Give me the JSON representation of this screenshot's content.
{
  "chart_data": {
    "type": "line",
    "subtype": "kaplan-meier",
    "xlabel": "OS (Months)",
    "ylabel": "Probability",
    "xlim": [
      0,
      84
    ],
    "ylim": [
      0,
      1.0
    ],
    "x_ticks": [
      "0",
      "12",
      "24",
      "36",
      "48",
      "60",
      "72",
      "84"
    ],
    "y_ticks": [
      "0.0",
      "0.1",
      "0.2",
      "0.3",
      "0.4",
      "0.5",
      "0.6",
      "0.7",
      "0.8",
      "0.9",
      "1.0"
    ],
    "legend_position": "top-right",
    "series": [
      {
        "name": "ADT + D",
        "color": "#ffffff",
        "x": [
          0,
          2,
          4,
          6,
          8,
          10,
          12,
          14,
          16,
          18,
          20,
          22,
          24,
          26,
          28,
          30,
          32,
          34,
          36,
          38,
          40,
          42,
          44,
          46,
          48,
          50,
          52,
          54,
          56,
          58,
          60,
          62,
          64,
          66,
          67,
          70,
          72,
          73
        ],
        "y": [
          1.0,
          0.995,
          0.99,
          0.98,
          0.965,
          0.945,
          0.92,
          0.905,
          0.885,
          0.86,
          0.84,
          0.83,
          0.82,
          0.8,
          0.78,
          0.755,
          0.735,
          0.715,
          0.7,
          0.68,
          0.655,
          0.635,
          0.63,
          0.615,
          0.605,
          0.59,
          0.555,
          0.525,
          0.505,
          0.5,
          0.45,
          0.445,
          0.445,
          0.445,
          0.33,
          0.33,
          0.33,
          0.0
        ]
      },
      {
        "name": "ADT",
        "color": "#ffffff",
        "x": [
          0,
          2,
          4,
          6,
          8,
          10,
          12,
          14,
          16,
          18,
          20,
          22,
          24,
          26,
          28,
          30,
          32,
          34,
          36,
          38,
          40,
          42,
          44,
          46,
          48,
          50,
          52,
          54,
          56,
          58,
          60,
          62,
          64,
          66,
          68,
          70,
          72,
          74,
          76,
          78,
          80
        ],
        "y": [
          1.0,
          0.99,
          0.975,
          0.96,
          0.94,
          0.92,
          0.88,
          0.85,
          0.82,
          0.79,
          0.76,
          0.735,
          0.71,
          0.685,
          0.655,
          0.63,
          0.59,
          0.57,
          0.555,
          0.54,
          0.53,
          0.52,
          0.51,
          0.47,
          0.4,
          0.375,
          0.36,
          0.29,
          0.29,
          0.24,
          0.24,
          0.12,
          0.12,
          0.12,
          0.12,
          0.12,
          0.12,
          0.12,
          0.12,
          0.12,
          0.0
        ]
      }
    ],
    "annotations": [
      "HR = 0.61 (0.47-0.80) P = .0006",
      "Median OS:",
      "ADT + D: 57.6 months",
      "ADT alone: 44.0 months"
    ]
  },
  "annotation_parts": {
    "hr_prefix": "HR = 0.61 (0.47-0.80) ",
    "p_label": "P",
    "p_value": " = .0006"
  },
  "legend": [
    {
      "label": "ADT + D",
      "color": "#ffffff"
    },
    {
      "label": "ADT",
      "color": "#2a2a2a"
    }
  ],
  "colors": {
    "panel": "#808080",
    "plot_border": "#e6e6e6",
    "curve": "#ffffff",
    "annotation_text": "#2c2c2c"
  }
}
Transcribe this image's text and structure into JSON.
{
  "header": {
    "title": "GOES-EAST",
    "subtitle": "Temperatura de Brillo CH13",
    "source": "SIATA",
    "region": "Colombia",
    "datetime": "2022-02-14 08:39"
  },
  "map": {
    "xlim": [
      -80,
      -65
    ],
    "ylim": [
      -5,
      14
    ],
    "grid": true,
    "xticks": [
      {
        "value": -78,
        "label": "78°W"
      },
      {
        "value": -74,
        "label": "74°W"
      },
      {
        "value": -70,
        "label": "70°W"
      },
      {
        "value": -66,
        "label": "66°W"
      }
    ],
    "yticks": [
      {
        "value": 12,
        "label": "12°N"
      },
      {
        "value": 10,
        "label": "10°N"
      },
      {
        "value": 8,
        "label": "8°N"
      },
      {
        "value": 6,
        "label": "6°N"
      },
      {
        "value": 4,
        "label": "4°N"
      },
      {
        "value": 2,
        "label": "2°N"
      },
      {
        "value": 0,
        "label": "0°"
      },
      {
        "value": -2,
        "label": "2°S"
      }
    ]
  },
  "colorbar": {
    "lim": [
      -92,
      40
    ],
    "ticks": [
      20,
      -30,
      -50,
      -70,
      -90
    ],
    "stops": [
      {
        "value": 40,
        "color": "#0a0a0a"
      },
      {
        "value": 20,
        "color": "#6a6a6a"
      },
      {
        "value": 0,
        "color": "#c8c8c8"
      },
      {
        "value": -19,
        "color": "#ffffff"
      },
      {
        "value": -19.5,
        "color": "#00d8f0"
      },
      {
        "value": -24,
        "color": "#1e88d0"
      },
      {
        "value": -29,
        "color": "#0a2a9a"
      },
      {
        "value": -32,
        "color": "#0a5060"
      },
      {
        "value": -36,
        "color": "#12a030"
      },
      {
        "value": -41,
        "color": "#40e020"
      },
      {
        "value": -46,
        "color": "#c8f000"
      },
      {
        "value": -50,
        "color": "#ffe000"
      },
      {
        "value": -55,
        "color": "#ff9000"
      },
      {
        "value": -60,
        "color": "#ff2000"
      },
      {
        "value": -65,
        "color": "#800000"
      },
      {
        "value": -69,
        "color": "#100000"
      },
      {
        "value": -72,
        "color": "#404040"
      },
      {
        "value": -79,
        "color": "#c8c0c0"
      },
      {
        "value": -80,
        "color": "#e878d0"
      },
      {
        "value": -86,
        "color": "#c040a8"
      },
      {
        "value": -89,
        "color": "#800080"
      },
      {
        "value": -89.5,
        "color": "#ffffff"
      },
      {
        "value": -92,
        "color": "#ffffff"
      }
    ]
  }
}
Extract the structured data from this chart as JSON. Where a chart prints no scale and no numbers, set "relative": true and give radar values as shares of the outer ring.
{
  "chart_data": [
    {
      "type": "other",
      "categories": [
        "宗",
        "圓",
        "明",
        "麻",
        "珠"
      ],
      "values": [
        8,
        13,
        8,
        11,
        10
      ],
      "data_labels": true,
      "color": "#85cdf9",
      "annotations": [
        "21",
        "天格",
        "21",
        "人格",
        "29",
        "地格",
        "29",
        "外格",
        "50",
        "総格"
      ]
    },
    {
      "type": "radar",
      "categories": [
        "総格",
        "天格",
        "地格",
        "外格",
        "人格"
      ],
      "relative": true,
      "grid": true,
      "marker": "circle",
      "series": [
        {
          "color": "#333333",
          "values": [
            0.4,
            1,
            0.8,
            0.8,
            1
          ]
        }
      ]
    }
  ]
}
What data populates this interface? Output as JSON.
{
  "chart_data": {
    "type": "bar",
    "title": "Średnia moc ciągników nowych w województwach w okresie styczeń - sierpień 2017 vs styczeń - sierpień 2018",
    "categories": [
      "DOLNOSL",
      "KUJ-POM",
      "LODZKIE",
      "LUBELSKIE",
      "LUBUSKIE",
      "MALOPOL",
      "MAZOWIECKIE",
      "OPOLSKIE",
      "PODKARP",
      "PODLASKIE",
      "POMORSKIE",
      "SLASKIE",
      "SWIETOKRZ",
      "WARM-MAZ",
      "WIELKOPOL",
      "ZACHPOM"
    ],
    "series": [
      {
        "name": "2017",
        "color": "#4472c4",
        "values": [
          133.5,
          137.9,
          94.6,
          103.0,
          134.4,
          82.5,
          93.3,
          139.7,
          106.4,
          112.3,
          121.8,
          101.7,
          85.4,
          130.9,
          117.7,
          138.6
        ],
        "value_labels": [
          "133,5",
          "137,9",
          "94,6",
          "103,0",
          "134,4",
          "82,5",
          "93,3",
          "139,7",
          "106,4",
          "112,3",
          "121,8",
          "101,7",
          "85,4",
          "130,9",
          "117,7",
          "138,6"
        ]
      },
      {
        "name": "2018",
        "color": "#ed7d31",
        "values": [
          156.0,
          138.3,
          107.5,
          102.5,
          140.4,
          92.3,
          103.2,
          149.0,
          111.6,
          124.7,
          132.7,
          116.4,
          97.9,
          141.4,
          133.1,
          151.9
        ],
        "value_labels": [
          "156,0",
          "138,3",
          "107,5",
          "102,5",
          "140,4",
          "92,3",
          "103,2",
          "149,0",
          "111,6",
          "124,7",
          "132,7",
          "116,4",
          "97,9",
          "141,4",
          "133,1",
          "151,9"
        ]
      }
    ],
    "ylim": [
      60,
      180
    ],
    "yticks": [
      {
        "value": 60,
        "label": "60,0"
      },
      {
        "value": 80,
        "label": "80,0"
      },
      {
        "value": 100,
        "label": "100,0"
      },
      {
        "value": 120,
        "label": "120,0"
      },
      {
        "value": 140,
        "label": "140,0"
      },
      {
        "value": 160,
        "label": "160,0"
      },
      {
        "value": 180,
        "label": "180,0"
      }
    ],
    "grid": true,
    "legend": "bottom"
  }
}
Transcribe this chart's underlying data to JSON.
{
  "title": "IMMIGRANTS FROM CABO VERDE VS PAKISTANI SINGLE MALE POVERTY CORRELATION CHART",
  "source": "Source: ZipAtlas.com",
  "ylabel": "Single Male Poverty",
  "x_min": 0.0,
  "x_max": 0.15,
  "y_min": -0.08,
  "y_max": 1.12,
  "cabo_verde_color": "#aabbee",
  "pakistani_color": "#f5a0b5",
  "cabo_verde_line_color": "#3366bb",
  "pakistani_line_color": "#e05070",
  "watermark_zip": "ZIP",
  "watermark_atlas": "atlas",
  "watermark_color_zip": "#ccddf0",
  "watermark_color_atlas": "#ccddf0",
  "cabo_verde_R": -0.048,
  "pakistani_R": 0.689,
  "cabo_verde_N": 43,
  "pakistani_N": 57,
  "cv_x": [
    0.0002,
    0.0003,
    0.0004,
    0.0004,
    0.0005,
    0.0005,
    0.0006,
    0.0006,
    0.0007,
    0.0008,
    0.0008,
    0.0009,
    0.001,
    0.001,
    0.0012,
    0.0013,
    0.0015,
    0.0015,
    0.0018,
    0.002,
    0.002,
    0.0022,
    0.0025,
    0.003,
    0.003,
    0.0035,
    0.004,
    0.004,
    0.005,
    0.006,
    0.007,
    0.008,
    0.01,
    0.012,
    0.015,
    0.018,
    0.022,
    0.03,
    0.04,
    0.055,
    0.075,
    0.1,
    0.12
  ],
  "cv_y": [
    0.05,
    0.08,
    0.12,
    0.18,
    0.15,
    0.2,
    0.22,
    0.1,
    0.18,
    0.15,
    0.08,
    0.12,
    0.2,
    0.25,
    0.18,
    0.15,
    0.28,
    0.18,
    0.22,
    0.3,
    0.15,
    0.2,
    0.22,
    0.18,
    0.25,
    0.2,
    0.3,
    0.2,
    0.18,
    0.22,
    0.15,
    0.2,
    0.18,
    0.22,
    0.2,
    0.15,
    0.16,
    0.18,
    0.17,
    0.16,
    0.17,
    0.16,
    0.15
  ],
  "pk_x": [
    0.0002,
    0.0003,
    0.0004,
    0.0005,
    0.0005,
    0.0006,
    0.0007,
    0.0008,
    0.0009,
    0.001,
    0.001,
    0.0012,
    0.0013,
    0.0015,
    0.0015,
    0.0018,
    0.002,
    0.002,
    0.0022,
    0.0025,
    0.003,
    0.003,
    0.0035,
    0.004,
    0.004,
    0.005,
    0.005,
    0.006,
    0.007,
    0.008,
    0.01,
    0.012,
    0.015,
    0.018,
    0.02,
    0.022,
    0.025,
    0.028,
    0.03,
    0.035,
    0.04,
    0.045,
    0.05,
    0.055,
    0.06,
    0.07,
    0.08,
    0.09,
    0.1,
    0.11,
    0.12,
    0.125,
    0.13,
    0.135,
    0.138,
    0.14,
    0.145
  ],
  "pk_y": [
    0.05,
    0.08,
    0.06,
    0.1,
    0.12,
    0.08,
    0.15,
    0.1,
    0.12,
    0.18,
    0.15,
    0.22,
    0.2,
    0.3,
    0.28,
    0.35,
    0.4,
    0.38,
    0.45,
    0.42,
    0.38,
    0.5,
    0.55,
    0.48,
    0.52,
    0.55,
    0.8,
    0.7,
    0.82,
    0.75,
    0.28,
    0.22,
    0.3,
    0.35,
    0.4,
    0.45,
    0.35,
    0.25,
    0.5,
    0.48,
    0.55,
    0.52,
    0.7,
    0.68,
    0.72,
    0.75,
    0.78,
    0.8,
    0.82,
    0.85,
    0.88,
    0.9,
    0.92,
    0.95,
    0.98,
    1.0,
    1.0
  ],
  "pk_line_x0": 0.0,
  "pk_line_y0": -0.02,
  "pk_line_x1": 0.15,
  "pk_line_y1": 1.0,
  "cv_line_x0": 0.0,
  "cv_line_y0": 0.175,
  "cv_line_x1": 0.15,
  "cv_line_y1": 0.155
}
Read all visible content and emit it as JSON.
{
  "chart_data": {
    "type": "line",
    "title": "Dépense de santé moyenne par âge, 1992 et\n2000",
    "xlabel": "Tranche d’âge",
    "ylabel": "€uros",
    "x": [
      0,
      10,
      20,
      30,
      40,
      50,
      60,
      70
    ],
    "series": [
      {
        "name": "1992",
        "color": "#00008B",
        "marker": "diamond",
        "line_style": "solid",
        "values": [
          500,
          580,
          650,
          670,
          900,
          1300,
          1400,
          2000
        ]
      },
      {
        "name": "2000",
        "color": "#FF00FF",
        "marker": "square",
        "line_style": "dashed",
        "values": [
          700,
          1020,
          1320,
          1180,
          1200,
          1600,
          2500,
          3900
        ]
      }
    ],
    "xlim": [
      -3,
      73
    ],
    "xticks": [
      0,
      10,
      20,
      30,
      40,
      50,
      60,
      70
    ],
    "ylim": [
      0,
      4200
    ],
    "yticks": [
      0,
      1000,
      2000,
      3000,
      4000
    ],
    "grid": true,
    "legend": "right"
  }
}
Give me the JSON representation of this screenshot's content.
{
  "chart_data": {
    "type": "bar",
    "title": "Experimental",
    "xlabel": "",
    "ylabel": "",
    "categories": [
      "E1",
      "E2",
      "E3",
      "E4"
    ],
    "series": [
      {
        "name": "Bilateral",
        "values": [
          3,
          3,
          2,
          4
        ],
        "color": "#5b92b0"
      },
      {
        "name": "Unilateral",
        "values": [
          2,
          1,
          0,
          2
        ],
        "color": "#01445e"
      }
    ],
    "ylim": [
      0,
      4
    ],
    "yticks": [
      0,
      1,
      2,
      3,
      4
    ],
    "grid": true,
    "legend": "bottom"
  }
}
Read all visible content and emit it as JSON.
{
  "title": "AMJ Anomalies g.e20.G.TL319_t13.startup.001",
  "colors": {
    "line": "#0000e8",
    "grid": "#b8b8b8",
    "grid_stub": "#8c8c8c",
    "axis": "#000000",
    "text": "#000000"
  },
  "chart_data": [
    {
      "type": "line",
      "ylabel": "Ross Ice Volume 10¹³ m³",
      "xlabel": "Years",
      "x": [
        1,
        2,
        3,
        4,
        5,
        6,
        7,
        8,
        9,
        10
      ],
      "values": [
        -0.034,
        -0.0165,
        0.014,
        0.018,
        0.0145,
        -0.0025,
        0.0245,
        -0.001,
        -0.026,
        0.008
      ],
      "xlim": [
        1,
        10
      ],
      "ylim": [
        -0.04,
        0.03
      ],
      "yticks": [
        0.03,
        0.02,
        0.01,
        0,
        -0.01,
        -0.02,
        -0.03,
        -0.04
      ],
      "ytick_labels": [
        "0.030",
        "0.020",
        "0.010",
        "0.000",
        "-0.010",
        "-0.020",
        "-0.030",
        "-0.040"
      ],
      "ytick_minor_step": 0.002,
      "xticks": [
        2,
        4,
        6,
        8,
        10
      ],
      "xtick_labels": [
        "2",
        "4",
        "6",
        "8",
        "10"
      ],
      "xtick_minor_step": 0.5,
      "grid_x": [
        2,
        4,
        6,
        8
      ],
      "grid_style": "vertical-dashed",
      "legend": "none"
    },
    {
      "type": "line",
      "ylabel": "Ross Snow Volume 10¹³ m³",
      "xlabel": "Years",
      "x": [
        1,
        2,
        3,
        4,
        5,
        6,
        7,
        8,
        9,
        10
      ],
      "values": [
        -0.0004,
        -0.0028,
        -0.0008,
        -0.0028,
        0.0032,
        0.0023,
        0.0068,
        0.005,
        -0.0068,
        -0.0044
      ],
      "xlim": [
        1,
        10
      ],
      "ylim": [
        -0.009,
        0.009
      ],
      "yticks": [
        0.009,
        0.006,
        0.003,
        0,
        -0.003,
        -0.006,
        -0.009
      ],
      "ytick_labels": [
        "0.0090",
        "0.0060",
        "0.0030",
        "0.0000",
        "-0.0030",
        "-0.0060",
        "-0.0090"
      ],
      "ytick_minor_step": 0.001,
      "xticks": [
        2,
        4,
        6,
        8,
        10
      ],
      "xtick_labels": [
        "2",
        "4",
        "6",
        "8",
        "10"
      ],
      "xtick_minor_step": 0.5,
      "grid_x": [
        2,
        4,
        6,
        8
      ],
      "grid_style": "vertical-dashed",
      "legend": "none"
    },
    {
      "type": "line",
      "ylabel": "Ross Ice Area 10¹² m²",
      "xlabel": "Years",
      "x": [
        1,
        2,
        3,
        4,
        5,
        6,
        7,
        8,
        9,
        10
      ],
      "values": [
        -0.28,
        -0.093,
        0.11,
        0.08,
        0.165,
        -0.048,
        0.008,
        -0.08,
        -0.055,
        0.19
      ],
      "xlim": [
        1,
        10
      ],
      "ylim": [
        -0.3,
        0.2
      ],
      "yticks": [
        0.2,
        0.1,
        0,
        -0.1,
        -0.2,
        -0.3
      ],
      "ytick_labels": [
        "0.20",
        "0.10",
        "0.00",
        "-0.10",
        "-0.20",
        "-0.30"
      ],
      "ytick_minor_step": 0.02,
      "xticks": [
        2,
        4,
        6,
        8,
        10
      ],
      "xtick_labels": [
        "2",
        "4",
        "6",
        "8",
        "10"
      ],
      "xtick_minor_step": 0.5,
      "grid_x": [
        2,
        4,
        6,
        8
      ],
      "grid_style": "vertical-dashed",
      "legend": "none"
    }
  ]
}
○ ○ ○ ○ ○
Copy out all lines that carry the word "name".

WRITTEN ANSWER ::
        "name": "ADT + D",
        "name": "ADT",
        "name": "2017",
        "name": "2018",
        "name": "1992",
        "name": "2000",
        "name": "Bilateral",
        "name": "Unilateral",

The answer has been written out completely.